Objective –
Reproduce every record below exactly as it appears.

Dataset records –
----
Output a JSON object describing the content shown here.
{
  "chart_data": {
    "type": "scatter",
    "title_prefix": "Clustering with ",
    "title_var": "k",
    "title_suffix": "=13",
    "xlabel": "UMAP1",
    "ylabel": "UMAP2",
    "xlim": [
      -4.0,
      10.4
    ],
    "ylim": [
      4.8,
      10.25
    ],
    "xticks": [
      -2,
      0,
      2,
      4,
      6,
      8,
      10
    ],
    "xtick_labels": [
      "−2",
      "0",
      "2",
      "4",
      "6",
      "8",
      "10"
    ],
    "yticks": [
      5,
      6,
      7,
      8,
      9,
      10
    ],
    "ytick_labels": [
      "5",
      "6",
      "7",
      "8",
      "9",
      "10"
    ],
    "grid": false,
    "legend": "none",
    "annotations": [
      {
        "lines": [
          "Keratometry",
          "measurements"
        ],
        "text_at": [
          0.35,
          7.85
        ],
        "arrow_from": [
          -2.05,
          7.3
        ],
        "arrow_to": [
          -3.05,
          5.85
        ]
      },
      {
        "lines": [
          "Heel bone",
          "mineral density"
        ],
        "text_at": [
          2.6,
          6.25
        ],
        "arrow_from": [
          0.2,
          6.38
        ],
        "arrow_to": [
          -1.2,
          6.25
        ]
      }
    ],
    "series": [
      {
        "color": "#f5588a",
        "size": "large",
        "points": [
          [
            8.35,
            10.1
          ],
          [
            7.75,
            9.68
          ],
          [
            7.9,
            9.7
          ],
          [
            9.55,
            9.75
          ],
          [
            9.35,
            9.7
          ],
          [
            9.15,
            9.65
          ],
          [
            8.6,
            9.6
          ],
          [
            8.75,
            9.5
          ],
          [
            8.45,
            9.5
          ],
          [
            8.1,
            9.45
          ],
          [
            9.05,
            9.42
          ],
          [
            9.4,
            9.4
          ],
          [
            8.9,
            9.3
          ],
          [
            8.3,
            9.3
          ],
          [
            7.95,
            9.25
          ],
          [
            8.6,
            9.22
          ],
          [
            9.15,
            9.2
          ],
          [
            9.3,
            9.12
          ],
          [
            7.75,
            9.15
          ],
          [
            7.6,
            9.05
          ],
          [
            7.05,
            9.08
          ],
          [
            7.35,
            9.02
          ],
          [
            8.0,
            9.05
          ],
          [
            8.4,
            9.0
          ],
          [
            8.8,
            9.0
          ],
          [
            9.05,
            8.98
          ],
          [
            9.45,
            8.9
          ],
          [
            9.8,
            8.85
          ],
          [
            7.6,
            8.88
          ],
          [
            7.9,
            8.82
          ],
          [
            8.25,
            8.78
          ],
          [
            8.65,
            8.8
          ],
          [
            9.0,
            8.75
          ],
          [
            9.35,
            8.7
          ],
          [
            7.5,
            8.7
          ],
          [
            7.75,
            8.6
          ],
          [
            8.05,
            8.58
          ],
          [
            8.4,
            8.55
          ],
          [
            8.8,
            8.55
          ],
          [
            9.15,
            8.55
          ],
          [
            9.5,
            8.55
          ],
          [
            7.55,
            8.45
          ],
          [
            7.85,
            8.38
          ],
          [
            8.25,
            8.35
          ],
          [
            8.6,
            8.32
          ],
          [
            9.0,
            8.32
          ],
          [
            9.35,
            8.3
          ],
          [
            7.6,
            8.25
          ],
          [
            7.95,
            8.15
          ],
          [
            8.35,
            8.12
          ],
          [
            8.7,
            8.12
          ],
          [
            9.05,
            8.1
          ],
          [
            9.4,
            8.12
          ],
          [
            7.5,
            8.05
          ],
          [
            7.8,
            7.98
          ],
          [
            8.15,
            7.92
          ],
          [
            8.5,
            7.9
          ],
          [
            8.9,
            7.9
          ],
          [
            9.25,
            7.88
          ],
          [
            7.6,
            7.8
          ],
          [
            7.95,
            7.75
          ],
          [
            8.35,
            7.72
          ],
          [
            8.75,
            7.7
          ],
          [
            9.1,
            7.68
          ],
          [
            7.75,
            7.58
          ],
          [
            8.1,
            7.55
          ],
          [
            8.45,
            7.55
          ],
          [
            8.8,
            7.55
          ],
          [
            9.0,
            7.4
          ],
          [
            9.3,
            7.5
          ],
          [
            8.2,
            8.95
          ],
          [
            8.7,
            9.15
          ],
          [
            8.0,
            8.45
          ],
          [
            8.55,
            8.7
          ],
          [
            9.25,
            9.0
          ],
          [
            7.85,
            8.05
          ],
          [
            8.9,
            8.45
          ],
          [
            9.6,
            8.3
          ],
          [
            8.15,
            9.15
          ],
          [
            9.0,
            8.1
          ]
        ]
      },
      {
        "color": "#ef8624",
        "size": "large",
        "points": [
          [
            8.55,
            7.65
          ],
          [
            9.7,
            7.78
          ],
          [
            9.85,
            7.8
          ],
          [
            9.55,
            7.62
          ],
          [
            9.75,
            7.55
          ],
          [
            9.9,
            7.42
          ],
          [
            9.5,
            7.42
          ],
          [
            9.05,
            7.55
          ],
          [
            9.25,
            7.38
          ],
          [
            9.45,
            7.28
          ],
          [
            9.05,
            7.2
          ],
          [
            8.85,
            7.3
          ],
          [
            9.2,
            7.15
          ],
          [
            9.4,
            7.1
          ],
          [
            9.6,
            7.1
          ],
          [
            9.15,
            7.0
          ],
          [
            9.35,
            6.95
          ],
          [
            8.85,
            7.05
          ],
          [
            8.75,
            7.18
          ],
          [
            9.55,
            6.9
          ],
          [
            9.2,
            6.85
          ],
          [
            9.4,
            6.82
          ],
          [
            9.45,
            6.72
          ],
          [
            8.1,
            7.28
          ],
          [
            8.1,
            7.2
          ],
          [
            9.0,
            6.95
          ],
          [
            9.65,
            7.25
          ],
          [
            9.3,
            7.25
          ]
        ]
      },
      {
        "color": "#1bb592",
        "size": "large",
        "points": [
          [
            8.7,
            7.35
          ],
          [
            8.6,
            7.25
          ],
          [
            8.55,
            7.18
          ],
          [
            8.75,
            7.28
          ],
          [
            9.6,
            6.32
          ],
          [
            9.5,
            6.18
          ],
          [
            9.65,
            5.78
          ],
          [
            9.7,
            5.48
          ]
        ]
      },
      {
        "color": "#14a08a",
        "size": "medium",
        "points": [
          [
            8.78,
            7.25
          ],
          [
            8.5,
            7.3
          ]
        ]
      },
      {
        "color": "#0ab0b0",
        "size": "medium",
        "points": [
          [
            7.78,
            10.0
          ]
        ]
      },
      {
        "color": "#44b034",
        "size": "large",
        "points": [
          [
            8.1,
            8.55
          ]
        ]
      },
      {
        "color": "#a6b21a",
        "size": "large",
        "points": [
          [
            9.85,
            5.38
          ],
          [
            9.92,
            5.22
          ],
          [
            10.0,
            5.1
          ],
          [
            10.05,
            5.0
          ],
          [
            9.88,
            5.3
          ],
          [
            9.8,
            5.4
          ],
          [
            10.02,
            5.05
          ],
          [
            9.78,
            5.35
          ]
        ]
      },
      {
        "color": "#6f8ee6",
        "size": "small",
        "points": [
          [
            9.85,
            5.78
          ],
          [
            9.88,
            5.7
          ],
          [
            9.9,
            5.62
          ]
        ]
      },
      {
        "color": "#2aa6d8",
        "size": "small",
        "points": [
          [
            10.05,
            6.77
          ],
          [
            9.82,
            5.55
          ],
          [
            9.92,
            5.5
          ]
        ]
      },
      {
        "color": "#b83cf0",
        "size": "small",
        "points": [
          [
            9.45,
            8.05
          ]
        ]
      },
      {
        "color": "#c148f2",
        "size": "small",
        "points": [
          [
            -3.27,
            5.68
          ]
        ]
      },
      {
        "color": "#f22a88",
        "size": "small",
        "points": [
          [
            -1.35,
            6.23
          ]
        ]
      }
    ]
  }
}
----
Result of the task –
Output a JSON object describing the content shown here.
{
  "chart_data": {
    "type": "scatter",
    "title_prefix": "Clustering with ",
    "title_var": "k",
    "title_suffix": "=13",
    "xlabel": "UMAP1",
    "ylabel": "UMAP2",
    "xlim": [
      -4.0,
      10.4
    ],
    "ylim": [
      4.8,
      10.25
    ],
    "xticks": [
      -2,
      0,
      2,
      4,
      6,
      8,
      10
    ],
    "xtick_labels": [
      "−2",
      "0",
      "2",
      "4",
      "6",
      "8",
      "10"
    ],
    "yticks": [
      5,
      6,
      7,
      8,
      9,
      10
    ],
    "ytick_labels": [
      "5",
      "6",
      "7",
      "8",
      "9",
      "10"
    ],
    "grid": false,
    "legend": "none",
    "annotations": [
      {
        "lines": [
          "Keratometry",
          "measurements"
        ],
        "text_at": [
          0.35,
          7.85
        ],
        "arrow_from": [
          -2.05,
          7.3
        ],
        "arrow_to": [
          -3.05,
          5.85
        ]
      },
      {
        "lines": [
          "Heel bone",
          "mineral density"
        ],
        "text_at": [
          2.6,
          6.25
        ],
        "arrow_from": [
          0.2,
          6.38
        ],
        "arrow_to": [
          -1.2,
          6.25
        ]
      }
    ],
    "series": [
      {
        "color": "#f5588a",
        "size": "large",
        "points": [
          [
            8.35,
            10.1
          ],
          [
            7.75,
            9.68
          ],
          [
            7.9,
            9.7
          ],
          [
            9.55,
            9.75
          ],
          [
            9.35,
            9.7
          ],
          [
            9.15,
            9.65
          ],
          [
            8.6,
            9.6
          ],
          [
            8.75,
            9.5
          ],
          [
            8.45,
            9.5
          ],
          [
            8.1,
            9.45
          ],
          [
            9.05,
            9.42
          ],
          [
            9.4,
            9.4
          ],
          [
            8.9,
            9.3
          ],
          [
            8.3,
            9.3
          ],
          [
            7.95,
            9.25
          ],
          [
            8.6,
            9.22
          ],
          [
            9.15,
            9.2
          ],
          [
            9.3,
            9.12
          ],
          [
            7.75,
            9.15
          ],
          [
            7.6,
            9.05
          ],
          [
            7.05,
            9.08
          ],
          [
            7.35,
            9.02
          ],
          [
            8.0,
            9.05
          ],
          [
            8.4,
            9.0
          ],
          [
            8.8,
            9.0
          ],
          [
            9.05,
            8.98
          ],
          [
            9.45,
            8.9
          ],
          [
            9.8,
            8.85
          ],
          [
            7.6,
            8.88
          ],
          [
            7.9,
            8.82
          ],
          [
            8.25,
            8.78
          ],
          [
            8.65,
            8.8
          ],
          [
            9.0,
            8.75
          ],
          [
            9.35,
            8.7
          ],
          [
            7.5,
            8.7
          ],
          [
            7.75,
            8.6
          ],
          [
            8.05,
            8.58
          ],
          [
            8.4,
            8.55
          ],
          [
            8.8,
            8.55
          ],
          [
            9.15,
            8.55
          ],
          [
            9.5,
            8.55
          ],
          [
            7.55,
            8.45
          ],
          [
            7.85,
            8.38
          ],
          [
            8.25,
            8.35
          ],
          [
            8.6,
            8.32
          ],
          [
            9.0,
            8.32
          ],
          [
            9.35,
            8.3
          ],
          [
            7.6,
            8.25
          ],
          [
            7.95,
            8.15
          ],
          [
            8.35,
            8.12
          ],
          [
            8.7,
            8.12
          ],
          [
            9.05,
            8.1
          ],
          [
            9.4,
            8.12
          ],
          [
            7.5,
            8.05
          ],
          [
            7.8,
            7.98
          ],
          [
            8.15,
            7.92
          ],
          [
            8.5,
            7.9
          ],
          [
            8.9,
            7.9
          ],
          [
            9.25,
            7.88
          ],
          [
            7.6,
            7.8
          ],
          [
            7.95,
            7.75
          ],
          [
            8.35,
            7.72
          ],
          [
            8.75,
            7.7
          ],
          [
            9.1,
            7.68
          ],
          [
            7.75,
            7.58
          ],
          [
            8.1,
            7.55
          ],
          [
            8.45,
            7.55
          ],
          [
            8.8,
            7.55
          ],
          [
            9.0,
            7.4
          ],
          [
            9.3,
            7.5
          ],
          [
            8.2,
            8.95
          ],
          [
            8.7,
            9.15
          ],
          [
            8.0,
            8.45
          ],
          [
            8.55,
            8.7
          ],
          [
            9.25,
            9.0
          ],
          [
            7.85,
            8.05
          ],
          [
            8.9,
            8.45
          ],
          [
            9.6,
            8.3
          ],
          [
            8.15,
            9.15
          ],
          [
            9.0,
            8.1
          ]
        ]
      },
      {
        "color": "#ef8624",
        "size": "large",
        "points": [
          [
            8.55,
            7.65
          ],
          [
            9.7,
            7.78
          ],
          [
            9.85,
            7.8
          ],
          [
            9.55,
            7.62
          ],
          [
            9.75,
            7.55
          ],
          [
            9.9,
            7.42
          ],
          [
            9.5,
            7.42
          ],
          [
            9.05,
            7.55
          ],
          [
            9.25,
            7.38
          ],
          [
            9.45,
            7.28
          ],
          [
            9.05,
            7.2
          ],
          [
            8.85,
            7.3
          ],
          [
            9.2,
            7.15
          ],
          [
            9.4,
            7.1
          ],
          [
            9.6,
            7.1
          ],
          [
            9.15,
            7.0
          ],
          [
            9.35,
            6.95
          ],
          [
            8.85,
            7.05
          ],
          [
            8.75,
            7.18
          ],
          [
            9.55,
            6.9
          ],
          [
            9.2,
            6.85
          ],
          [
            9.4,
            6.82
          ],
          [
            9.45,
            6.72
          ],
          [
            8.1,
            7.28
          ],
          [
            8.1,
            7.2
          ],
          [
            9.0,
            6.95
          ],
          [
            9.65,
            7.25
          ],
          [
            9.3,
            7.25
          ]
        ]
      },
      {
        "color": "#1bb592",
        "size": "large",
        "points": [
          [
            8.7,
            7.35
          ],
          [
            8.6,
            7.25
          ],
          [
            8.55,
            7.18
          ],
          [
            8.75,
            7.28
          ],
          [
            9.6,
            6.32
          ],
          [
            9.5,
            6.18
          ],
          [
            9.65,
            5.78
          ],
          [
            9.7,
            5.48
          ]
        ]
      },
      {
        "color": "#14a08a",
        "size": "medium",
        "points": [
          [
            8.78,
            7.25
          ],
          [
            8.5,
            7.3
          ]
        ]
      },
      {
        "color": "#0ab0b0",
        "size": "medium",
        "points": [
          [
            7.78,
            10.0
          ]
        ]
      },
      {
        "color": "#44b034",
        "size": "large",
        "points": [
          [
            8.1,
            8.55
          ]
        ]
      },
      {
        "color": "#a6b21a",
        "size": "large",
        "points": [
          [
            9.85,
            5.38
          ],
          [
            9.92,
            5.22
          ],
          [
            10.0,
            5.1
          ],
          [
            10.05,
            5.0
          ],
          [
            9.88,
            5.3
          ],
          [
            9.8,
            5.4
          ],
          [
            10.02,
            5.05
          ],
          [
            9.78,
            5.35
          ]
        ]
      },
      {
        "color": "#6f8ee6",
        "size": "small",
        "points": [
          [
            9.85,
            5.78
          ],
          [
            9.88,
            5.7
          ],
          [
            9.9,
            5.62
          ]
        ]
      },
      {
        "color": "#2aa6d8",
        "size": "small",
        "points": [
          [
            10.05,
            6.77
          ],
          [
            9.82,
            5.55
          ],
          [
            9.92,
            5.5
          ]
        ]
      },
      {
        "color": "#b83cf0",
        "size": "small",
        "points": [
          [
            9.45,
            8.05
          ]
        ]
      },
      {
        "color": "#c148f2",
        "size": "small",
        "points": [
          [
            -3.27,
            5.68
          ]
        ]
      },
      {
        "color": "#f22a88",
        "size": "small",
        "points": [
          [
            -1.35,
            6.23
          ]
        ]
      }
    ]
  }
}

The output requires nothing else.